Dataset excerpt
====
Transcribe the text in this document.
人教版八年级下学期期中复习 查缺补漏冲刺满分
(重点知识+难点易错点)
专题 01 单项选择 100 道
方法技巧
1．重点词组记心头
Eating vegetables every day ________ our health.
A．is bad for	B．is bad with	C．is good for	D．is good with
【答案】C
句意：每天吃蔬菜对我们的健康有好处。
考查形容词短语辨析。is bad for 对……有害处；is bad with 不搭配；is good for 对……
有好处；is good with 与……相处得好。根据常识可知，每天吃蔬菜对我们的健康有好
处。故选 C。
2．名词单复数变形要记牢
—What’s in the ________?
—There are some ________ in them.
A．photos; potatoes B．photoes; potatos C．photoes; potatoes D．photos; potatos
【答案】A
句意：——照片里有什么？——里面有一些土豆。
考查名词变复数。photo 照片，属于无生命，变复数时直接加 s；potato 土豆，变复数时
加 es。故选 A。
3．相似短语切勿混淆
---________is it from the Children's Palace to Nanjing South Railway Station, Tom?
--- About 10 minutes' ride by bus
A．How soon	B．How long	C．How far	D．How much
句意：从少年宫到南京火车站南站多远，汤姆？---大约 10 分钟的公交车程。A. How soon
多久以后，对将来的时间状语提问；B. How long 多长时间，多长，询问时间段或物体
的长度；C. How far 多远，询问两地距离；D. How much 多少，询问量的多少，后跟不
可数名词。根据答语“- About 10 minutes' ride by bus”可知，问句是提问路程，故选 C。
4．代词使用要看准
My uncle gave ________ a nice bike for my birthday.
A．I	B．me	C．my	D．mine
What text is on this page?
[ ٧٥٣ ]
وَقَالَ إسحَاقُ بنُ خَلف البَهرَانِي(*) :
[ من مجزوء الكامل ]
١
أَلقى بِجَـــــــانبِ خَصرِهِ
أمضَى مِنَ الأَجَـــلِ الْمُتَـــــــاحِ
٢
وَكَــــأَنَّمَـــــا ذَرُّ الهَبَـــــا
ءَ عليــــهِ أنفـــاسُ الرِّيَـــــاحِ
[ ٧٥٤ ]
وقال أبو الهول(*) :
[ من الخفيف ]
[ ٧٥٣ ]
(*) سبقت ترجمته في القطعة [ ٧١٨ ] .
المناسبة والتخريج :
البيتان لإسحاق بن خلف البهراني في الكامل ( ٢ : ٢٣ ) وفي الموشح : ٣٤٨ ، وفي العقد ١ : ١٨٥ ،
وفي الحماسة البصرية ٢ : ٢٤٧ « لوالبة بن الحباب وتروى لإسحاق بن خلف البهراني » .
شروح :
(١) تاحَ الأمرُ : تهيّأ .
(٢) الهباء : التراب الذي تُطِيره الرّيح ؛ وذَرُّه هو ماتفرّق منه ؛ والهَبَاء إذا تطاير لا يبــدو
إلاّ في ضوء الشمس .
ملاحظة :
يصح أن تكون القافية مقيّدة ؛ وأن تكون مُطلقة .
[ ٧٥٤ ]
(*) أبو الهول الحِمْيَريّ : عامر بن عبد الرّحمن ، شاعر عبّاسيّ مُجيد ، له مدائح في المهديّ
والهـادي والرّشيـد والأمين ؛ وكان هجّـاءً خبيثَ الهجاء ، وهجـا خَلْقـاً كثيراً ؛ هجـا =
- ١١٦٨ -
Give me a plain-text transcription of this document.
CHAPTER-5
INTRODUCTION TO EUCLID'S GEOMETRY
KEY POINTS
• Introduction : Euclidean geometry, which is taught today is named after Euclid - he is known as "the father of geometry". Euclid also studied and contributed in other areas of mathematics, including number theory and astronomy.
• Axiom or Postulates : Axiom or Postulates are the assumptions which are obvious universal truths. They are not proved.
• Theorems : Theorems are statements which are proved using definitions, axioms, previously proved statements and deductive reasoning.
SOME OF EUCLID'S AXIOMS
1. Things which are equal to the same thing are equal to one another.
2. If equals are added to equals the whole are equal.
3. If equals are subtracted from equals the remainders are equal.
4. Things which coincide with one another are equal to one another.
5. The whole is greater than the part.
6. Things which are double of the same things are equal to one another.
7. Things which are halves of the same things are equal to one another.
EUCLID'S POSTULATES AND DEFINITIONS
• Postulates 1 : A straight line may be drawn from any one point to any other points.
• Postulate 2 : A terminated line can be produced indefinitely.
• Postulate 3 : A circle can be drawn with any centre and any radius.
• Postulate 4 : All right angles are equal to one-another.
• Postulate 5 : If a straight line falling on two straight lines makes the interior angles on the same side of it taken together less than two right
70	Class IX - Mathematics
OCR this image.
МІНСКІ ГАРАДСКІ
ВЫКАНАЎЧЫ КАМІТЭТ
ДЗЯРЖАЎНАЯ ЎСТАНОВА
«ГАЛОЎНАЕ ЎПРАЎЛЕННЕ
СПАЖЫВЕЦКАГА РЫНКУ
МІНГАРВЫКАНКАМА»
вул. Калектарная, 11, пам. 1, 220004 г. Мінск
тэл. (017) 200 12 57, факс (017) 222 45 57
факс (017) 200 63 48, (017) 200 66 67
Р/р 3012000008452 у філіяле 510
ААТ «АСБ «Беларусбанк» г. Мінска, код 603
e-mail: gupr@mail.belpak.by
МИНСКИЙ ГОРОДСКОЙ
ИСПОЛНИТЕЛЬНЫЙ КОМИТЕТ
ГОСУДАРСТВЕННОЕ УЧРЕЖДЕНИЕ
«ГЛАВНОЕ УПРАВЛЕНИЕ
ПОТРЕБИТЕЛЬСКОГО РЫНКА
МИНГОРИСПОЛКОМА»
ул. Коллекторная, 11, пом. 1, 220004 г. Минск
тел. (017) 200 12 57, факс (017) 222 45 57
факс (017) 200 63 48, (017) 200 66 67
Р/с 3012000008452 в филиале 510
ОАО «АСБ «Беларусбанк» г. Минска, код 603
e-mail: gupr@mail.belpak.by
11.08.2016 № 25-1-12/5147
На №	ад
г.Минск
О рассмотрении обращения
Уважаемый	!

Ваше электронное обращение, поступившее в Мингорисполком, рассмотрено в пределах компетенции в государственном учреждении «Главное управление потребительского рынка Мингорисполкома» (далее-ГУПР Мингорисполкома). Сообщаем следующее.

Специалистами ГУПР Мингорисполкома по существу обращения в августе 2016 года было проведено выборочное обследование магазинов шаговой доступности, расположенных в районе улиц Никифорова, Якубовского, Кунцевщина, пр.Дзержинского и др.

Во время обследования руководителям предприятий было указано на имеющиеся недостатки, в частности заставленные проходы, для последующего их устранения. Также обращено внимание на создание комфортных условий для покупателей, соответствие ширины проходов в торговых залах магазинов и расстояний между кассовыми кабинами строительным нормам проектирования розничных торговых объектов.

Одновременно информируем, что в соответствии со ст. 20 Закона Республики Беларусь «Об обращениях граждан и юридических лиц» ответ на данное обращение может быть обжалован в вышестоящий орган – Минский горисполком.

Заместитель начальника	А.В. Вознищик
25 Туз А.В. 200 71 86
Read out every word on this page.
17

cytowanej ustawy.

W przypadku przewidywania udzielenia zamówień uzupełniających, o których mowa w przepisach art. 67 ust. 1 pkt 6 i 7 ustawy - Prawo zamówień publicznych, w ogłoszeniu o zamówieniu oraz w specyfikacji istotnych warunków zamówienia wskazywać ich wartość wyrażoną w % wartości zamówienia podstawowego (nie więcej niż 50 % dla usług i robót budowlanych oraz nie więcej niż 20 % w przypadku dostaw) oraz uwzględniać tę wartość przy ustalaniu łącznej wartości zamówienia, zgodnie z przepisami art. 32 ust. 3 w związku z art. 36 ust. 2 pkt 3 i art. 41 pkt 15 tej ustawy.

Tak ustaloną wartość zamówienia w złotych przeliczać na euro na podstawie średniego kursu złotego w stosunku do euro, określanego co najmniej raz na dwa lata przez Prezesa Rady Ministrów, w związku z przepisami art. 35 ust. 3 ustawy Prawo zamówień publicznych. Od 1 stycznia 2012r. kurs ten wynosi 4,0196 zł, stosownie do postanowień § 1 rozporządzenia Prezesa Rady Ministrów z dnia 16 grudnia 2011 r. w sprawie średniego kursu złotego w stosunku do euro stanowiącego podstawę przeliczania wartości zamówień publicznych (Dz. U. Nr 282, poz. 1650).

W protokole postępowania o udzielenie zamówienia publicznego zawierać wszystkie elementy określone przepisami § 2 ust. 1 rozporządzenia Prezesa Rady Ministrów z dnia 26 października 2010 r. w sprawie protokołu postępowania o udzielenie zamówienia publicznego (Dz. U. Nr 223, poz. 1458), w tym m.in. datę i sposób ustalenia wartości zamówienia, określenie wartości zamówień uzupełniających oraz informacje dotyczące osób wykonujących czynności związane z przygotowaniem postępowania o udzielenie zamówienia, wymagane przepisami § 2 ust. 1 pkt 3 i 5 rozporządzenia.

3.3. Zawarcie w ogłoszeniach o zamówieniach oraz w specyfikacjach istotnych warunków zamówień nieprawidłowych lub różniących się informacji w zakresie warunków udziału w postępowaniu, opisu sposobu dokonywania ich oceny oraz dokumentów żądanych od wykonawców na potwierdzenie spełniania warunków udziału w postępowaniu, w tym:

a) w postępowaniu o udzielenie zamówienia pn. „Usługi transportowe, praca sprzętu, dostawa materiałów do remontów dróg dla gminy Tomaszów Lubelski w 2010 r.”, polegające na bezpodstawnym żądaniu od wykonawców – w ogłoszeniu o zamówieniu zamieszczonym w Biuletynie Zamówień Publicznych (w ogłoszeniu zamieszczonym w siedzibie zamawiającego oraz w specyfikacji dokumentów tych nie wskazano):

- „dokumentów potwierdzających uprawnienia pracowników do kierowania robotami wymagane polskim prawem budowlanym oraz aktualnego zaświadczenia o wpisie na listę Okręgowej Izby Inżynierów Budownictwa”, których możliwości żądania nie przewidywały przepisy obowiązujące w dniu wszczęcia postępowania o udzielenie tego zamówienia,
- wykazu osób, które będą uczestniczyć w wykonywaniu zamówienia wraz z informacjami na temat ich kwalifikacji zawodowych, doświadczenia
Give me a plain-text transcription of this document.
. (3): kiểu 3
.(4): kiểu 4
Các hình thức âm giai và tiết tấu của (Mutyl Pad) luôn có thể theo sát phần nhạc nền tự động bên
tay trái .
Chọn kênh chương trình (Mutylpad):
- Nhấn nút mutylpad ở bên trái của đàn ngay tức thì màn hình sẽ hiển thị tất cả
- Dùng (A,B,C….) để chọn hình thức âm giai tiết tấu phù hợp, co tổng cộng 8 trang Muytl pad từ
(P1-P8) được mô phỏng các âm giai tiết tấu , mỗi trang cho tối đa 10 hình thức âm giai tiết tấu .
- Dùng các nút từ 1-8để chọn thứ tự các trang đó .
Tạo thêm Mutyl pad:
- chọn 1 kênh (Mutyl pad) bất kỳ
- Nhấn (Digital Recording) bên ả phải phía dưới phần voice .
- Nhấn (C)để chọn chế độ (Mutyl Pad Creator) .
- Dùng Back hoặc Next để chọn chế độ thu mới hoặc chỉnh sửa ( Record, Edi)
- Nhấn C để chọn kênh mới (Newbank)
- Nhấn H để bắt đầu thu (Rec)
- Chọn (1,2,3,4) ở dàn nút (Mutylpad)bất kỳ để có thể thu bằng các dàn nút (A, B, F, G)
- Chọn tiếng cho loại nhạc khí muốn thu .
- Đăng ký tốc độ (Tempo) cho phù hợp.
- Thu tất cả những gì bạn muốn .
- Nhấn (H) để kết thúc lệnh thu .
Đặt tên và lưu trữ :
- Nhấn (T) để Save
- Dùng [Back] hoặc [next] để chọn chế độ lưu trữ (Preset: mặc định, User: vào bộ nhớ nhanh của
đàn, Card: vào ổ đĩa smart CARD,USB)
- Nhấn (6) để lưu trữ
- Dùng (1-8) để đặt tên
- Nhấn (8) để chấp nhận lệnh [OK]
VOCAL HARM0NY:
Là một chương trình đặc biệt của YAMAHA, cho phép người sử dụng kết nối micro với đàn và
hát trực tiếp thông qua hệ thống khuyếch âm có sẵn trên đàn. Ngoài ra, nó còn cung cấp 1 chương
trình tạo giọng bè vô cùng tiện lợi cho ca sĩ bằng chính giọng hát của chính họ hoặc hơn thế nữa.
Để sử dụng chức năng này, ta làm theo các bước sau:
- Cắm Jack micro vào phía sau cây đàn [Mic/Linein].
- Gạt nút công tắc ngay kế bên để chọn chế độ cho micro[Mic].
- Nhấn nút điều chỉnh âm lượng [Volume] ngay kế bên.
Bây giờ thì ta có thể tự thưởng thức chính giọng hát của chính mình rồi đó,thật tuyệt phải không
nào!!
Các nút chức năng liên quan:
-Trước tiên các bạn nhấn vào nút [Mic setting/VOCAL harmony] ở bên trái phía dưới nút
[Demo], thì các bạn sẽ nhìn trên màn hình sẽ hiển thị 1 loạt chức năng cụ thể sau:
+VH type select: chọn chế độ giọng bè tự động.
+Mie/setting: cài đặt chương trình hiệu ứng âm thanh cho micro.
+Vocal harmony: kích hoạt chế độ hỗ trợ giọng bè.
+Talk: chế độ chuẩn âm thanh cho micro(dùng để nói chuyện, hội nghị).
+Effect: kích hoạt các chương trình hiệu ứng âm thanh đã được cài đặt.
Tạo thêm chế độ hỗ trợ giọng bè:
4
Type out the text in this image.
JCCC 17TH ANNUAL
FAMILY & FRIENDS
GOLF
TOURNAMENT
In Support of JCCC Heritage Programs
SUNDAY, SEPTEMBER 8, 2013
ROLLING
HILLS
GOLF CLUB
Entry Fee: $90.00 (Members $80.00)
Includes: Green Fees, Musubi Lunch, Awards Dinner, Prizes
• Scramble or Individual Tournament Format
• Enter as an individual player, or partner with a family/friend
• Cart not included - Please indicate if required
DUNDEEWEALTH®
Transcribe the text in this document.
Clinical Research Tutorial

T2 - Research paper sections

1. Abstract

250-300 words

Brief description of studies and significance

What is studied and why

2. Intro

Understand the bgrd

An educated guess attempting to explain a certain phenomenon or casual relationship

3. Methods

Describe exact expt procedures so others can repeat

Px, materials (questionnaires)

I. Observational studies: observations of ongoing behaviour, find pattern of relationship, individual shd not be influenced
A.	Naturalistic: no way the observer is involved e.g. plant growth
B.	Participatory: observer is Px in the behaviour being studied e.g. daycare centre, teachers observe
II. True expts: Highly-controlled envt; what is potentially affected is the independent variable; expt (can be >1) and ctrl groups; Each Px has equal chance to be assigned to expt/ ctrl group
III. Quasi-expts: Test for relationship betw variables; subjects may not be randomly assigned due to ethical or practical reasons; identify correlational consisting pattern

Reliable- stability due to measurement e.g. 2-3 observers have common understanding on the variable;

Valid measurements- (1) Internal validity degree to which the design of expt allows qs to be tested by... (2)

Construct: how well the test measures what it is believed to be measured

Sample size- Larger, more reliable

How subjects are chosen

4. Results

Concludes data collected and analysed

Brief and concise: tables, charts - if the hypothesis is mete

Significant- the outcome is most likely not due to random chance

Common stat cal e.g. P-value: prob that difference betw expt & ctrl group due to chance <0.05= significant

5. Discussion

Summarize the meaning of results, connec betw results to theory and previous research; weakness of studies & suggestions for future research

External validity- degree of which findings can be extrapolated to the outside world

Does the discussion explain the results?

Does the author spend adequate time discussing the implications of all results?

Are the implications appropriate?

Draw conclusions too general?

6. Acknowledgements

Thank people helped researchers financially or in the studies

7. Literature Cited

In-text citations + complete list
====
* _TO BE DONE_
From the data above, pick out each line containing "with" and copy it.

* _FULL OUTPUT_
A．is bad for	B．is bad with	C．is good for	D．is good with
考查形容词短语辨析。is bad for 对……有害处；is bad with 不搭配；is good for 对……
有好处；is good with 与……相处得好。根据常识可知，每天吃蔬菜对我们的健康有好
4. Things which coincide with one another are equal to one another.
• Postulate 3 : A circle can be drawn with any centre and any radius.
• Enter as an individual player, or partner with a family/friend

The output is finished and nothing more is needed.